SUPPLIED DATA:
_ _ _ _ _ _ _

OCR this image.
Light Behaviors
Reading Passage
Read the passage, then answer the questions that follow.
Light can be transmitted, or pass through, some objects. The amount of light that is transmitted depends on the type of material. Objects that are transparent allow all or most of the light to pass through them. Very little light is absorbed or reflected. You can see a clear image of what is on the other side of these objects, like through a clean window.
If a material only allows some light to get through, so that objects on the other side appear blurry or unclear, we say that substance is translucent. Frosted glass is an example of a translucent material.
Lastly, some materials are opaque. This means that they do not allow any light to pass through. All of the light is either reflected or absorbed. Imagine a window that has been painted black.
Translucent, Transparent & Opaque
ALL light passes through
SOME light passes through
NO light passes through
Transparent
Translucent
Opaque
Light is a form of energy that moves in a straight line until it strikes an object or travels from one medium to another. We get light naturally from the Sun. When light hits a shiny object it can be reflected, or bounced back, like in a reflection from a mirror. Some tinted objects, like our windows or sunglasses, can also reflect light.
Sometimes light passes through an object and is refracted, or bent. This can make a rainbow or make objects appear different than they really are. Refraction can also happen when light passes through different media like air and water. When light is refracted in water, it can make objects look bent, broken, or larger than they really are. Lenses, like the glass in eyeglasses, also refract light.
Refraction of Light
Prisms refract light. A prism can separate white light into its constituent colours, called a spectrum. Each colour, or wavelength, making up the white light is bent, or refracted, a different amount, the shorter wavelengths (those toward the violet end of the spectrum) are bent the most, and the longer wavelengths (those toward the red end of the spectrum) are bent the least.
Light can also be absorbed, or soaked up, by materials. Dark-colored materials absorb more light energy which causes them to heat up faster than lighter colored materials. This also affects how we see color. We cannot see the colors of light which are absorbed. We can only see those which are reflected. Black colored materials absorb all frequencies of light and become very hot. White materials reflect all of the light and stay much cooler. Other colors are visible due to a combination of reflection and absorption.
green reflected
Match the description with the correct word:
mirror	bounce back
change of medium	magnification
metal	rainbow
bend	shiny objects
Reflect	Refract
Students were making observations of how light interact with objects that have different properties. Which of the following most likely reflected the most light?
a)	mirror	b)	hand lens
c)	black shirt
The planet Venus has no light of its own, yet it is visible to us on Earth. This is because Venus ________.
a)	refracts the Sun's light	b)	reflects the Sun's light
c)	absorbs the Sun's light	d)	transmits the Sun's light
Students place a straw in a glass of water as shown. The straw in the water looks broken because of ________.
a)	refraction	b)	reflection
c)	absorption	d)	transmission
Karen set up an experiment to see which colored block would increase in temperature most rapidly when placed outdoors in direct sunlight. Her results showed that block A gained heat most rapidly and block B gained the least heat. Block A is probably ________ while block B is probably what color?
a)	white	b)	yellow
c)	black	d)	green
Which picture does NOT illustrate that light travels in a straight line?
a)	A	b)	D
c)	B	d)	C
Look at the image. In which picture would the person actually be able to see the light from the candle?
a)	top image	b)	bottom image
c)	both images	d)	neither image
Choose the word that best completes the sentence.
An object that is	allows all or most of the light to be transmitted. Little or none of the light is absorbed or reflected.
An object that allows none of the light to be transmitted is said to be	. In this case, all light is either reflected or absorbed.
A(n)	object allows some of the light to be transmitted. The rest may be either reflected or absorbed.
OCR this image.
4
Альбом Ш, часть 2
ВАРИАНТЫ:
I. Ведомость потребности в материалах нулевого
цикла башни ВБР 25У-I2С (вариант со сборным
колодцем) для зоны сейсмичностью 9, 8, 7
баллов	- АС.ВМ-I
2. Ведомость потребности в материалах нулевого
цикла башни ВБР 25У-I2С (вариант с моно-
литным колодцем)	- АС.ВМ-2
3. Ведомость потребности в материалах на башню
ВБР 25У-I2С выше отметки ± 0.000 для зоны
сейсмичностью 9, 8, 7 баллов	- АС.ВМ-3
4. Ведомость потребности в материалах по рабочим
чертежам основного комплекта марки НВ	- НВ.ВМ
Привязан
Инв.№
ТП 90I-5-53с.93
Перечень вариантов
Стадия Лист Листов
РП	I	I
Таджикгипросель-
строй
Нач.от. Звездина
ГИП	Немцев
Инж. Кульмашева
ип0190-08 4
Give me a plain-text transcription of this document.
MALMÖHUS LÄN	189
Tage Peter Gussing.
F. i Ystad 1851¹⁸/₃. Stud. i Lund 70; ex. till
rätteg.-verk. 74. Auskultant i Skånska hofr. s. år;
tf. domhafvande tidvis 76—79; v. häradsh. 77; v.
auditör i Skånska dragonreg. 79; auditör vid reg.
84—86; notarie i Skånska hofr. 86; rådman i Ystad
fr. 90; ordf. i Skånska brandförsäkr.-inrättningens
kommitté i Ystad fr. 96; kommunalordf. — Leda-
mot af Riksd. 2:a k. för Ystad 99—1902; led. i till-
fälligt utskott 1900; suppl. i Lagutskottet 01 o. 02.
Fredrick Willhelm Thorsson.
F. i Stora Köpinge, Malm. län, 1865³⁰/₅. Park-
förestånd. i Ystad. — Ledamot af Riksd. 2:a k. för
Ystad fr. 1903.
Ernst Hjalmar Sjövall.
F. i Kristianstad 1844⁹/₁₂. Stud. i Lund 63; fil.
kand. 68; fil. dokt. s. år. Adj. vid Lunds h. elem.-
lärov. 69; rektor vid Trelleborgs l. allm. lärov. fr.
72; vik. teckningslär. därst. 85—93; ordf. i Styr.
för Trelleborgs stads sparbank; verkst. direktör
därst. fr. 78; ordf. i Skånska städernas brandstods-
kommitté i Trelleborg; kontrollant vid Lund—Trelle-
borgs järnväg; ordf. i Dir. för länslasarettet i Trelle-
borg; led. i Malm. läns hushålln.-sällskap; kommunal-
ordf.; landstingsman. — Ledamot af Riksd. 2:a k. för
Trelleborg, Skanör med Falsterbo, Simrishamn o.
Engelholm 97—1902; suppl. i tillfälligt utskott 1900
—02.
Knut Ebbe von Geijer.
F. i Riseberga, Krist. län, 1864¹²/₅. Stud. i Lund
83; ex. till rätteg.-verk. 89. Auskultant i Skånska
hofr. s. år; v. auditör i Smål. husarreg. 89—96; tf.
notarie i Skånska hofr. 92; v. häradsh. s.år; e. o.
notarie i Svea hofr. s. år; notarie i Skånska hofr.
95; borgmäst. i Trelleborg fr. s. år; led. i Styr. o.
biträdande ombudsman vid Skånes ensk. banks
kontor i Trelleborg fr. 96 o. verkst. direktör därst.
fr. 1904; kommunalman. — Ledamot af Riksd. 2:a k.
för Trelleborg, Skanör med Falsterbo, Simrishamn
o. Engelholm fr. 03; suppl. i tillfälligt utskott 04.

_ _ _ _ _ _ _

EXERCISE GOAL: Your task is to reproduce all of the records exactly.

EXPECTED ANSWER:
OCR this image.
Light Behaviors
Reading Passage
Read the passage, then answer the questions that follow.
Light can be transmitted, or pass through, some objects. The amount of light that is transmitted depends on the type of material. Objects that are transparent allow all or most of the light to pass through them. Very little light is absorbed or reflected. You can see a clear image of what is on the other side of these objects, like through a clean window.
If a material only allows some light to get through, so that objects on the other side appear blurry or unclear, we say that substance is translucent. Frosted glass is an example of a translucent material.
Lastly, some materials are opaque. This means that they do not allow any light to pass through. All of the light is either reflected or absorbed. Imagine a window that has been painted black.
Translucent, Transparent & Opaque
ALL light passes through
SOME light passes through
NO light passes through
Transparent
Translucent
Opaque
Light is a form of energy that moves in a straight line until it strikes an object or travels from one medium to another. We get light naturally from the Sun. When light hits a shiny object it can be reflected, or bounced back, like in a reflection from a mirror. Some tinted objects, like our windows or sunglasses, can also reflect light.
Sometimes light passes through an object and is refracted, or bent. This can make a rainbow or make objects appear different than they really are. Refraction can also happen when light passes through different media like air and water. When light is refracted in water, it can make objects look bent, broken, or larger than they really are. Lenses, like the glass in eyeglasses, also refract light.
Refraction of Light
Prisms refract light. A prism can separate white light into its constituent colours, called a spectrum. Each colour, or wavelength, making up the white light is bent, or refracted, a different amount, the shorter wavelengths (those toward the violet end of the spectrum) are bent the most, and the longer wavelengths (those toward the red end of the spectrum) are bent the least.
Light can also be absorbed, or soaked up, by materials. Dark-colored materials absorb more light energy which causes them to heat up faster than lighter colored materials. This also affects how we see color. We cannot see the colors of light which are absorbed. We can only see those which are reflected. Black colored materials absorb all frequencies of light and become very hot. White materials reflect all of the light and stay much cooler. Other colors are visible due to a combination of reflection and absorption.
green reflected
Match the description with the correct word:
mirror	bounce back
change of medium	magnification
metal	rainbow
bend	shiny objects
Reflect	Refract
Students were making observations of how light interact with objects that have different properties. Which of the following most likely reflected the most light?
a)	mirror	b)	hand lens
c)	black shirt
The planet Venus has no light of its own, yet it is visible to us on Earth. This is because Venus ________.
a)	refracts the Sun's light	b)	reflects the Sun's light
c)	absorbs the Sun's light	d)	transmits the Sun's light
Students place a straw in a glass of water as shown. The straw in the water looks broken because of ________.
a)	refraction	b)	reflection
c)	absorption	d)	transmission
Karen set up an experiment to see which colored block would increase in temperature most rapidly when placed outdoors in direct sunlight. Her results showed that block A gained heat most rapidly and block B gained the least heat. Block A is probably ________ while block B is probably what color?
a)	white	b)	yellow
c)	black	d)	green
Which picture does NOT illustrate that light travels in a straight line?
a)	A	b)	D
c)	B	d)	C
Look at the image. In which picture would the person actually be able to see the light from the candle?
a)	top image	b)	bottom image
c)	both images	d)	neither image
Choose the word that best completes the sentence.
An object that is	allows all or most of the light to be transmitted. Little or none of the light is absorbed or reflected.
An object that allows none of the light to be transmitted is said to be	. In this case, all light is either reflected or absorbed.
A(n)	object allows some of the light to be transmitted. The rest may be either reflected or absorbed.
OCR this image.
4
Альбом Ш, часть 2
ВАРИАНТЫ:
I. Ведомость потребности в материалах нулевого
цикла башни ВБР 25У-I2С (вариант со сборным
колодцем) для зоны сейсмичностью 9, 8, 7
баллов	- АС.ВМ-I
2. Ведомость потребности в материалах нулевого
цикла башни ВБР 25У-I2С (вариант с моно-
литным колодцем)	- АС.ВМ-2
3. Ведомость потребности в материалах на башню
ВБР 25У-I2С выше отметки ± 0.000 для зоны
сейсмичностью 9, 8, 7 баллов	- АС.ВМ-3
4. Ведомость потребности в материалах по рабочим
чертежам основного комплекта марки НВ	- НВ.ВМ
Привязан
Инв.№
ТП 90I-5-53с.93
Перечень вариантов
Стадия Лист Листов
РП	I	I
Таджикгипросель-
строй
Нач.от. Звездина
ГИП	Немцев
Инж. Кульмашева
ип0190-08 4
Give me a plain-text transcription of this document.
MALMÖHUS LÄN	189
Tage Peter Gussing.
F. i Ystad 1851¹⁸/₃. Stud. i Lund 70; ex. till
rätteg.-verk. 74. Auskultant i Skånska hofr. s. år;
tf. domhafvande tidvis 76—79; v. häradsh. 77; v.
auditör i Skånska dragonreg. 79; auditör vid reg.
84—86; notarie i Skånska hofr. 86; rådman i Ystad
fr. 90; ordf. i Skånska brandförsäkr.-inrättningens
kommitté i Ystad fr. 96; kommunalordf. — Leda-
mot af Riksd. 2:a k. för Ystad 99—1902; led. i till-
fälligt utskott 1900; suppl. i Lagutskottet 01 o. 02.
Fredrick Willhelm Thorsson.
F. i Stora Köpinge, Malm. län, 1865³⁰/₅. Park-
förestånd. i Ystad. — Ledamot af Riksd. 2:a k. för
Ystad fr. 1903.
Ernst Hjalmar Sjövall.
F. i Kristianstad 1844⁹/₁₂. Stud. i Lund 63; fil.
kand. 68; fil. dokt. s. år. Adj. vid Lunds h. elem.-
lärov. 69; rektor vid Trelleborgs l. allm. lärov. fr.
72; vik. teckningslär. därst. 85—93; ordf. i Styr.
för Trelleborgs stads sparbank; verkst. direktör
därst. fr. 78; ordf. i Skånska städernas brandstods-
kommitté i Trelleborg; kontrollant vid Lund—Trelle-
borgs järnväg; ordf. i Dir. för länslasarettet i Trelle-
borg; led. i Malm. läns hushålln.-sällskap; kommunal-
ordf.; landstingsman. — Ledamot af Riksd. 2:a k. för
Trelleborg, Skanör med Falsterbo, Simrishamn o.
Engelholm 97—1902; suppl. i tillfälligt utskott 1900
—02.
Knut Ebbe von Geijer.
F. i Riseberga, Krist. län, 1864¹²/₅. Stud. i Lund
83; ex. till rätteg.-verk. 89. Auskultant i Skånska
hofr. s. år; v. auditör i Smål. husarreg. 89—96; tf.
notarie i Skånska hofr. 92; v. häradsh. s.år; e. o.
notarie i Svea hofr. s. år; notarie i Skånska hofr.
95; borgmäst. i Trelleborg fr. s. år; led. i Styr. o.
biträdande ombudsman vid Skånes ensk. banks
kontor i Trelleborg fr. 96 o. verkst. direktör därst.
fr. 1904; kommunalman. — Ledamot af Riksd. 2:a k.
för Trelleborg, Skanör med Falsterbo, Simrishamn
o. Engelholm fr. 03; suppl. i tillfälligt utskott 04.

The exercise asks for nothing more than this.